Prompt:
Report each line of the data that includes the word "xlabel".

○ ○ ○ ○

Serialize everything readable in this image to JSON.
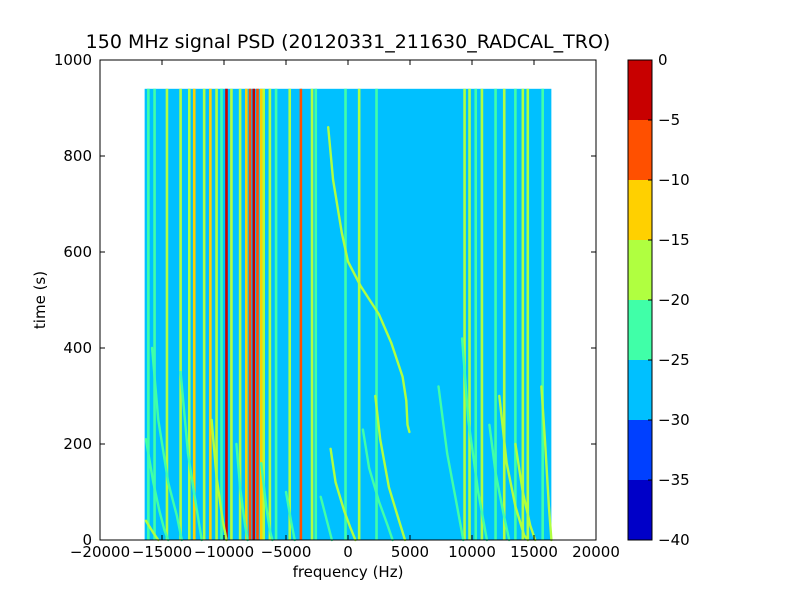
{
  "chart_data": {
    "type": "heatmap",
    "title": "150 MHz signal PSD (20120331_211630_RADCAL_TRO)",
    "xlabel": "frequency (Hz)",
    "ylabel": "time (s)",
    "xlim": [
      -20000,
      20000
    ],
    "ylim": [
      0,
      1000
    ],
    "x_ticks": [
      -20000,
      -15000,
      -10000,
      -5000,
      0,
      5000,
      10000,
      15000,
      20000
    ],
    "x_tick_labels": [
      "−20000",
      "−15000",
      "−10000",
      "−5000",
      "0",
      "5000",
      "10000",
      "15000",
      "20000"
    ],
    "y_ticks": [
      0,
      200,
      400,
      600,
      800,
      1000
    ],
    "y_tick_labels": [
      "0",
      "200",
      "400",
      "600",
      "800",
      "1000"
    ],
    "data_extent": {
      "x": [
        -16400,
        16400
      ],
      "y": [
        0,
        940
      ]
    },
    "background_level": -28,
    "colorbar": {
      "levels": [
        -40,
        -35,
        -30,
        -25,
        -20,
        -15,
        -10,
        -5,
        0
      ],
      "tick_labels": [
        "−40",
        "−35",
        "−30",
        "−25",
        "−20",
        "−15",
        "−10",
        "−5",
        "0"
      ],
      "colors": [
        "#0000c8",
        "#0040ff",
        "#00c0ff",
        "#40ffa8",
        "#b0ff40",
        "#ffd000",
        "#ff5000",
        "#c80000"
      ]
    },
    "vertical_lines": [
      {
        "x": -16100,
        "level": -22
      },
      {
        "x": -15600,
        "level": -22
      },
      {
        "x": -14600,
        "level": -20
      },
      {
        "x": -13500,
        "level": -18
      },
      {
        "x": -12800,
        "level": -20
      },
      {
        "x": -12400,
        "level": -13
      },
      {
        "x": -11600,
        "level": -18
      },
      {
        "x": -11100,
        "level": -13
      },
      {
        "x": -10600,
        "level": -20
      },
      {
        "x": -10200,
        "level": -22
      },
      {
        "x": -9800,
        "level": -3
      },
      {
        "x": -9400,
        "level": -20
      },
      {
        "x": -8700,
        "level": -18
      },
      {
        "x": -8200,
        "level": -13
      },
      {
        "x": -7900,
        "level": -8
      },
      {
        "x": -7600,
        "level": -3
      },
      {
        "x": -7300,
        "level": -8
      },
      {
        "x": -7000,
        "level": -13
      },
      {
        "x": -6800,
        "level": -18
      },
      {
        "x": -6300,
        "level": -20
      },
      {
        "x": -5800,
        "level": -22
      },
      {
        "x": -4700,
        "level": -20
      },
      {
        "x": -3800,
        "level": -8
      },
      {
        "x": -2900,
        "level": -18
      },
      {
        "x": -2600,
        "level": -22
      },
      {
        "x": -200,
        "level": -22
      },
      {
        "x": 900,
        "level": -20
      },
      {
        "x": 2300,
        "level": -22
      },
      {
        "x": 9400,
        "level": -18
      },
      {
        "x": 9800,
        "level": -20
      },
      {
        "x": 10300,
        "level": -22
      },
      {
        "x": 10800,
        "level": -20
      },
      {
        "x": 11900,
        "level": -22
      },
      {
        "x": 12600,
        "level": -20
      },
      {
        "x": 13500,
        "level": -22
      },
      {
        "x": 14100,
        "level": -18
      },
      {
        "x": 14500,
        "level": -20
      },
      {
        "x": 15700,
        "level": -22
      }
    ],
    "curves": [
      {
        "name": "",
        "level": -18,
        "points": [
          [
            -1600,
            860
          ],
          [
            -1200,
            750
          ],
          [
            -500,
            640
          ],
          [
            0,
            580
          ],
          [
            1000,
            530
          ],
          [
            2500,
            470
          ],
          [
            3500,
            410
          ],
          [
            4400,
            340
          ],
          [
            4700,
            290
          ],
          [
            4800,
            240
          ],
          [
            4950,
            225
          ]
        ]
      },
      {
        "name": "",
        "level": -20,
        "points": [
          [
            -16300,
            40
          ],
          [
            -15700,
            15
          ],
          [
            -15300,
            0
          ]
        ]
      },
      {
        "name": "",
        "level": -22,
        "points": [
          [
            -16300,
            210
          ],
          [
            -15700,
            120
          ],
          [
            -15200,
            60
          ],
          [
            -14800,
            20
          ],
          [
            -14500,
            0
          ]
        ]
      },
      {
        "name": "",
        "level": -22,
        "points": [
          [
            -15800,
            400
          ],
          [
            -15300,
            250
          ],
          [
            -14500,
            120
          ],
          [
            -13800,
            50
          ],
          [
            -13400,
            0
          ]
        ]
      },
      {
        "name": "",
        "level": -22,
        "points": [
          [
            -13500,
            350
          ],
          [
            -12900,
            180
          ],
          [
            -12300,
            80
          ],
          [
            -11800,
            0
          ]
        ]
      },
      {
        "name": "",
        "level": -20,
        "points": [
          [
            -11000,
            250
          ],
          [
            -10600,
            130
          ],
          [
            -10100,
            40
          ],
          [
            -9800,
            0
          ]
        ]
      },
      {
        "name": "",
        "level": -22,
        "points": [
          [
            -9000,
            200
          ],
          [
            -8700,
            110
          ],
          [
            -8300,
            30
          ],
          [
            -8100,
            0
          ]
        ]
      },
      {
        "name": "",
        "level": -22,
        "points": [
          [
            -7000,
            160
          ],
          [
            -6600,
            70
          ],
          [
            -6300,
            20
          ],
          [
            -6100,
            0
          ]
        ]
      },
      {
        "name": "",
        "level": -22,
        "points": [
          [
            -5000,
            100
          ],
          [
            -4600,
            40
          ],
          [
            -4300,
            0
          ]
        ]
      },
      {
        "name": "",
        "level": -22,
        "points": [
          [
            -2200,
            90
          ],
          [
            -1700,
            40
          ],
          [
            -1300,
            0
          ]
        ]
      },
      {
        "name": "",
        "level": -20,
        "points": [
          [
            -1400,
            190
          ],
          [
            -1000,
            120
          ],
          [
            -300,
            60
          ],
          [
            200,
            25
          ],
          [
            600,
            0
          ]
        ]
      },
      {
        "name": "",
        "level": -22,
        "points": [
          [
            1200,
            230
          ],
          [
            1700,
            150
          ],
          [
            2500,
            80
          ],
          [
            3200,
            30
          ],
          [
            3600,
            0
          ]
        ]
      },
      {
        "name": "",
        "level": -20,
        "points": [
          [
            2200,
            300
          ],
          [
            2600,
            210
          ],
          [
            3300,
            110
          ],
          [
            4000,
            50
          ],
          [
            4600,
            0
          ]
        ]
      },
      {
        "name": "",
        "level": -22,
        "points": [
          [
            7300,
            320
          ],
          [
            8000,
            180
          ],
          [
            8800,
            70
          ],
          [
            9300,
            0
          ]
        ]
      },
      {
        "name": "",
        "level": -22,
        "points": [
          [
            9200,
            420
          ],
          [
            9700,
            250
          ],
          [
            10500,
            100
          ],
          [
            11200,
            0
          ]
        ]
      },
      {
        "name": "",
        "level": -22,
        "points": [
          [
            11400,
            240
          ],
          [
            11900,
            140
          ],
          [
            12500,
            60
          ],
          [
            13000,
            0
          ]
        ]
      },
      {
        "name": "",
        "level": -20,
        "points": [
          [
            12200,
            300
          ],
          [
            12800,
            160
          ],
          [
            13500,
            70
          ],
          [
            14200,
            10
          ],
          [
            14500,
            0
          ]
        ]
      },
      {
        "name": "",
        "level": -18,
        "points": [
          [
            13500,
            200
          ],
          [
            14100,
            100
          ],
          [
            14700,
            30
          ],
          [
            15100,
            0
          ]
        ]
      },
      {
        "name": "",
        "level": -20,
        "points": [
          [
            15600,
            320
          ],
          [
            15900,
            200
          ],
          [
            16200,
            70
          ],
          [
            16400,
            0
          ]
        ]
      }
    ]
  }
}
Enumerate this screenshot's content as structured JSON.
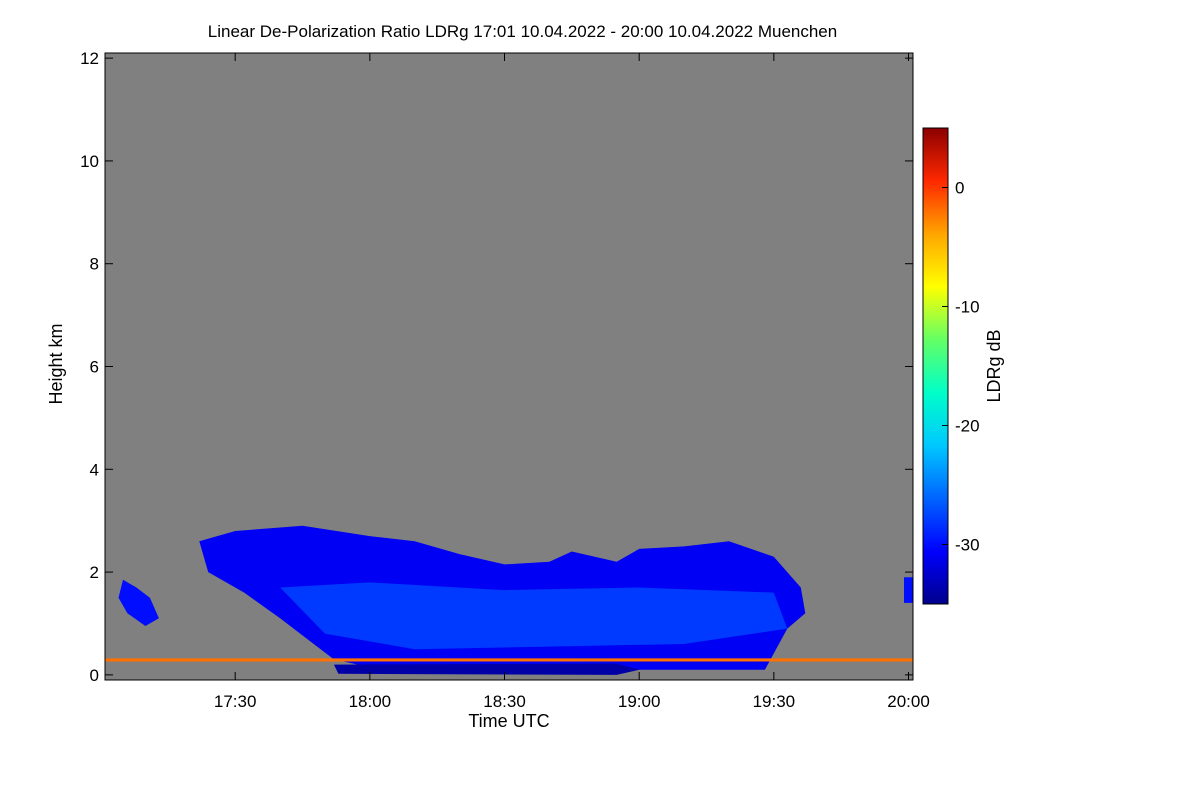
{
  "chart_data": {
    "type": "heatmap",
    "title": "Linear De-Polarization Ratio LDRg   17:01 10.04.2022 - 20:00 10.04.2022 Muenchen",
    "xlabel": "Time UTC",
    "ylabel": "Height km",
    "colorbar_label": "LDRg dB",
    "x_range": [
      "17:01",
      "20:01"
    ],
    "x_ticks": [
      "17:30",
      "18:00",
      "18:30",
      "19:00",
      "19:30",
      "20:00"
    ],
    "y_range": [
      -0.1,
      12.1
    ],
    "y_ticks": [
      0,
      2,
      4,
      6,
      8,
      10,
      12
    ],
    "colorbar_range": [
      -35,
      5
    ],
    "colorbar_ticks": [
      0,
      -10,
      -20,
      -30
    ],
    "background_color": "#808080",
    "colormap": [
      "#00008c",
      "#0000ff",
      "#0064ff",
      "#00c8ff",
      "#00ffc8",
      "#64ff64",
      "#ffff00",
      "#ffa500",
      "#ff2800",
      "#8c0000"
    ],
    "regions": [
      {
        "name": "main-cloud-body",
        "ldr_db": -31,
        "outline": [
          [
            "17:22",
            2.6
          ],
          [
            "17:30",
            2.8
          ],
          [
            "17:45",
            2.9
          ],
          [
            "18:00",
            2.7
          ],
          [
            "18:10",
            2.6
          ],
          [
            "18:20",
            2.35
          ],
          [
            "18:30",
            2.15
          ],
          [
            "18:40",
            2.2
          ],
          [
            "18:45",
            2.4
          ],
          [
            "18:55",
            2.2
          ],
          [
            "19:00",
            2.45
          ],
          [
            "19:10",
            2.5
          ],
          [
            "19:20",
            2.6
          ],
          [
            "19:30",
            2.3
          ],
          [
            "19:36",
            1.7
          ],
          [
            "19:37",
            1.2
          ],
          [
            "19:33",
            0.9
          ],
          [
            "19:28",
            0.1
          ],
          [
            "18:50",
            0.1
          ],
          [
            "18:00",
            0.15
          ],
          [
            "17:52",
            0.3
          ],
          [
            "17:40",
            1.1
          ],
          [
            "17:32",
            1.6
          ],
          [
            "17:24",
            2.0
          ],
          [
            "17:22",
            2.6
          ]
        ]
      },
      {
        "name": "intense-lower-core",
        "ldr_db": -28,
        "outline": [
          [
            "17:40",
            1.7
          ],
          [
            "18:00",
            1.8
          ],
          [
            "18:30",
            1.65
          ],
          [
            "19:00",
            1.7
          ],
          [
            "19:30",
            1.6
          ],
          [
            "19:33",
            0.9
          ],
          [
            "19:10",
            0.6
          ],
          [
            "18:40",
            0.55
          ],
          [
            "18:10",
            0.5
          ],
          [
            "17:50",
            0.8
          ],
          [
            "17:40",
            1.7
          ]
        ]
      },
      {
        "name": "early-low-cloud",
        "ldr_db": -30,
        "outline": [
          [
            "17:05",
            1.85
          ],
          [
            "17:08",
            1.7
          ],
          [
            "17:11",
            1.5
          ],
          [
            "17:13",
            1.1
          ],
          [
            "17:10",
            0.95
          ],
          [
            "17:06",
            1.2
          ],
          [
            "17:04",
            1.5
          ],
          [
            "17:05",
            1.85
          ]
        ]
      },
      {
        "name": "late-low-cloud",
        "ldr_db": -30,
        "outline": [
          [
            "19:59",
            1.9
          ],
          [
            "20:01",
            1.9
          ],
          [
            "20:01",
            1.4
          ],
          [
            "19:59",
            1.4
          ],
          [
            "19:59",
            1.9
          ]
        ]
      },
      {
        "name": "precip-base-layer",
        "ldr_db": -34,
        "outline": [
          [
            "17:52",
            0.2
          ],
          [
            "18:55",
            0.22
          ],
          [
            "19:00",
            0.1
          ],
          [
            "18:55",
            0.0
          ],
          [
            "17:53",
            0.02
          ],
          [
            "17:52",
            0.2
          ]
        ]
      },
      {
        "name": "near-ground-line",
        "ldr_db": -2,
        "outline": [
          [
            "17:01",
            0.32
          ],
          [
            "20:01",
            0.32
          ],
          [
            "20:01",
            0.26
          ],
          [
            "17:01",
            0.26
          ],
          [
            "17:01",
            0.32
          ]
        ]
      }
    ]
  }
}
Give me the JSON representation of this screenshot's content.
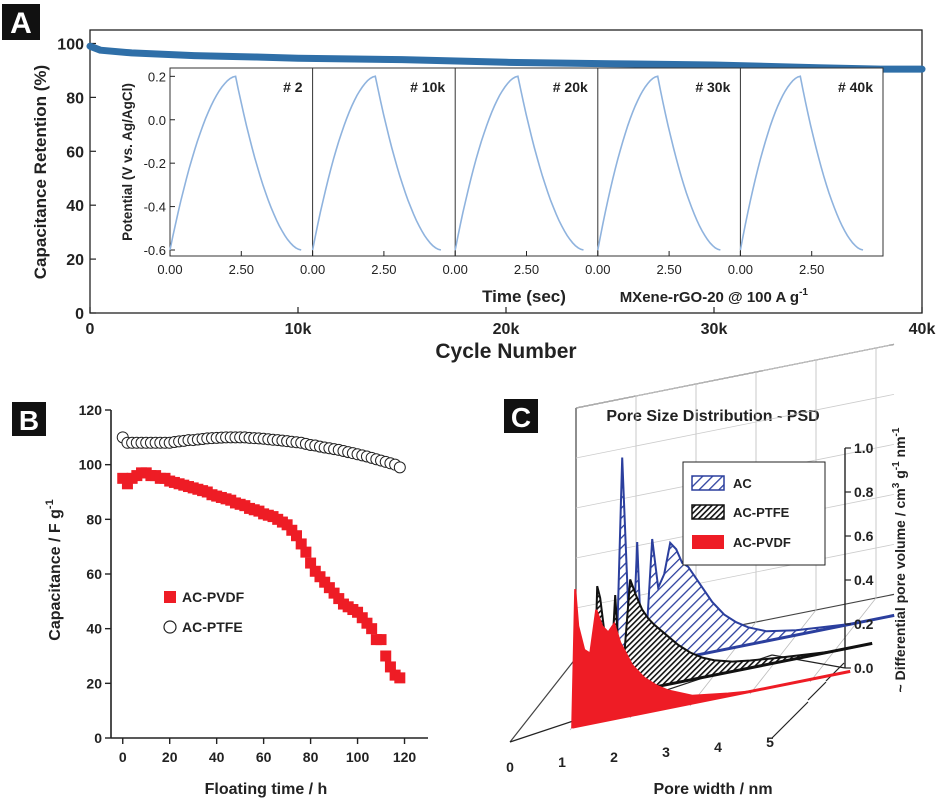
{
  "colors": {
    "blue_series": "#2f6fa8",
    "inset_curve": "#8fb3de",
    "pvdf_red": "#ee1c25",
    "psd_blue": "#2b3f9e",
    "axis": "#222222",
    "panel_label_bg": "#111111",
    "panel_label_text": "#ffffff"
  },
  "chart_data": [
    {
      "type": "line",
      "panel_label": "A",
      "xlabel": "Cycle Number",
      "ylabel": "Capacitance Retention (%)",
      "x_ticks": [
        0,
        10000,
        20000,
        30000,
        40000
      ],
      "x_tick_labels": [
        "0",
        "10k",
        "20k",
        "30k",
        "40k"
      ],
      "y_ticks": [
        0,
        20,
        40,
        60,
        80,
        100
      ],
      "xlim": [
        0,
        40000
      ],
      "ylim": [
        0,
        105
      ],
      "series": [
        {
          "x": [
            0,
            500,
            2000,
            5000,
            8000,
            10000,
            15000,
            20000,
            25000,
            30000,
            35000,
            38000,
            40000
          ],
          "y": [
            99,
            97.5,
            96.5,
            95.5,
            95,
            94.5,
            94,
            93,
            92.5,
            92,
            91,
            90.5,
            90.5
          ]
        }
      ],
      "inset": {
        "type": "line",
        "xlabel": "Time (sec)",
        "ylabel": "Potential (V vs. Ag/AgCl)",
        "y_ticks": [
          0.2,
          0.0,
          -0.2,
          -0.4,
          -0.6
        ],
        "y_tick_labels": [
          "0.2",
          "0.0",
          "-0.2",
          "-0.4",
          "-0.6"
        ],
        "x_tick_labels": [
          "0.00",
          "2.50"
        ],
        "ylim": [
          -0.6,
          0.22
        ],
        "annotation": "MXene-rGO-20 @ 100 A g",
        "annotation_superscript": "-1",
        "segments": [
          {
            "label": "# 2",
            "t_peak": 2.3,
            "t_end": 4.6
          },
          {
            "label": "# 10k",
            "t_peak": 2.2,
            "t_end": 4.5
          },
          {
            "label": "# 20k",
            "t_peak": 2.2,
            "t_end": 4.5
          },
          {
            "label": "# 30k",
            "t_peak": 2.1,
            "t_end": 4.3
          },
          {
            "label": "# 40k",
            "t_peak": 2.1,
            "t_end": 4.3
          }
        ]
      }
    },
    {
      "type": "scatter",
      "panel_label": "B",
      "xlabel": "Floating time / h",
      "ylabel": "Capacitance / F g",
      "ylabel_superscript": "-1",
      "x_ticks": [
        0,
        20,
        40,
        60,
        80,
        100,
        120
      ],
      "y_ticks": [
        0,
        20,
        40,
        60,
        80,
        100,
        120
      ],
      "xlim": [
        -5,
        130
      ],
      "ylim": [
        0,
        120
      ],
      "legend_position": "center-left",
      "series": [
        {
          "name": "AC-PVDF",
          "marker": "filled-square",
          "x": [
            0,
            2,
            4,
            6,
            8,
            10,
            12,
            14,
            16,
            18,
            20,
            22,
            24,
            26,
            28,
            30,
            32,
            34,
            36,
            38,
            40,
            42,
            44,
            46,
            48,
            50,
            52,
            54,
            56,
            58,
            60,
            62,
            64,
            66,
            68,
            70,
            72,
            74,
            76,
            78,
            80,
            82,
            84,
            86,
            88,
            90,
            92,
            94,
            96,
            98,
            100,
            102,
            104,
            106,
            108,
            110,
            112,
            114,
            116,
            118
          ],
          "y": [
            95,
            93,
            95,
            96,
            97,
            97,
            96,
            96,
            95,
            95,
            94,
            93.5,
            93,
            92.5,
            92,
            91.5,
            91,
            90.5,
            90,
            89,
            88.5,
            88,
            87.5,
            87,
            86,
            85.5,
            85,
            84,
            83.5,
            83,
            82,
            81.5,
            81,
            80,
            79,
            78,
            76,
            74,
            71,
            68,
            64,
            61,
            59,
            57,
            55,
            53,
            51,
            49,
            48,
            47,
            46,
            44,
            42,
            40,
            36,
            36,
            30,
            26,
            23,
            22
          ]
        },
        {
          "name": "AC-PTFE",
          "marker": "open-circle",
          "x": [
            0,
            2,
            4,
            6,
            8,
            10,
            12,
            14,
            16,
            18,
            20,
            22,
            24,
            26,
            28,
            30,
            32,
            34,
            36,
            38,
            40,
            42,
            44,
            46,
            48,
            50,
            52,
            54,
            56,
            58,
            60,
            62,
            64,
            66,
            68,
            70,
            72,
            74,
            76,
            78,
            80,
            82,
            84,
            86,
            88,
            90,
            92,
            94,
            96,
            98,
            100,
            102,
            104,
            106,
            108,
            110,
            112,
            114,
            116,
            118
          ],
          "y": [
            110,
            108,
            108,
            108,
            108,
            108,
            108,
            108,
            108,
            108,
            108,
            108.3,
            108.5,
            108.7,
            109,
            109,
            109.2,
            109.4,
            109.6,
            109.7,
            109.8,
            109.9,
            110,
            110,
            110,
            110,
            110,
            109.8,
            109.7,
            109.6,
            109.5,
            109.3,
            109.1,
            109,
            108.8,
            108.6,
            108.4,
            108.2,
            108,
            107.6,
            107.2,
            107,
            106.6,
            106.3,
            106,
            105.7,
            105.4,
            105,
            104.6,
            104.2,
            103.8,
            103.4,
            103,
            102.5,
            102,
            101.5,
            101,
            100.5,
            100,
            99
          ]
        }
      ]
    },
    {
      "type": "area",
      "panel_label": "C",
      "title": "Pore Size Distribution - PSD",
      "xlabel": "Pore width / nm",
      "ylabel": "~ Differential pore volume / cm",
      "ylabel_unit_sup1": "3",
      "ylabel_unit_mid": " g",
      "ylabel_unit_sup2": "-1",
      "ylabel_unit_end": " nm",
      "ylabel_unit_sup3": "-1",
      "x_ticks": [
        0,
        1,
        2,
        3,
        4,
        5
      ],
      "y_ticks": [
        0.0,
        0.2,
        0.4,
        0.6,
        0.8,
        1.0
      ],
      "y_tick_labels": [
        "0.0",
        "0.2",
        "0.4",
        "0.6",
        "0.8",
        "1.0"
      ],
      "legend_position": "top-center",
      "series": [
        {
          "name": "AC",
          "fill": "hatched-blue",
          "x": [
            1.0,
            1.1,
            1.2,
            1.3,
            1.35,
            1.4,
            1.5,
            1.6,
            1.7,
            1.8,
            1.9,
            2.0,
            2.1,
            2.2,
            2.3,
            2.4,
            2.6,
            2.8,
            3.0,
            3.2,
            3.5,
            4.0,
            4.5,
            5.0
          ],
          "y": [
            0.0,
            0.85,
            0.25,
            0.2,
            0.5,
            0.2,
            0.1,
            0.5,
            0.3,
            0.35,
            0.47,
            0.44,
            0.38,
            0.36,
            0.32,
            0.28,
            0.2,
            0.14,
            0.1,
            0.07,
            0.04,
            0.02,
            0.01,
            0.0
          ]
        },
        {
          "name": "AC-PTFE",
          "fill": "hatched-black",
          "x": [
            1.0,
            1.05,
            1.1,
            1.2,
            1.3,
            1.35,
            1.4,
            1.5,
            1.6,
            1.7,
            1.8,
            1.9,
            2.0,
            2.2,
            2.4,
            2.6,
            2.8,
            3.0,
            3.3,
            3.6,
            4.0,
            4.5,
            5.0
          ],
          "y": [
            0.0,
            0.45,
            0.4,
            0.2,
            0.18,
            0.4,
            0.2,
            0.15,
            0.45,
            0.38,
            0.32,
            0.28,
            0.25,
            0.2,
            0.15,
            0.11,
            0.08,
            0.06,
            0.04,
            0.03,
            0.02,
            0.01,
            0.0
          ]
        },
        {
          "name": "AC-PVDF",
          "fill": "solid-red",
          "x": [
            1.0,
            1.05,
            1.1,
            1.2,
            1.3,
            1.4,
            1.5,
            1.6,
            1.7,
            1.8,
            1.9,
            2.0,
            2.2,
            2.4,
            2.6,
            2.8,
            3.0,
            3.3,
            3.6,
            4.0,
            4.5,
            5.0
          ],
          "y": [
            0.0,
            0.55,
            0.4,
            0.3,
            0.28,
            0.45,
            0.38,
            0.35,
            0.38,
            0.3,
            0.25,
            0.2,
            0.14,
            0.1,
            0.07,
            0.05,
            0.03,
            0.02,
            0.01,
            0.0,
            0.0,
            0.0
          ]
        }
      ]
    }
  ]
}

○ ○ ○ ○

In response:
    "xlabel": "frequency (Hz)",
    "xlabel": "Time UTC",
      "xlabel": "Cycle Number",
        "xlabel": "Time (sec)",
      "xlabel": "Floating time / h",
      "xlabel": "Pore width / nm",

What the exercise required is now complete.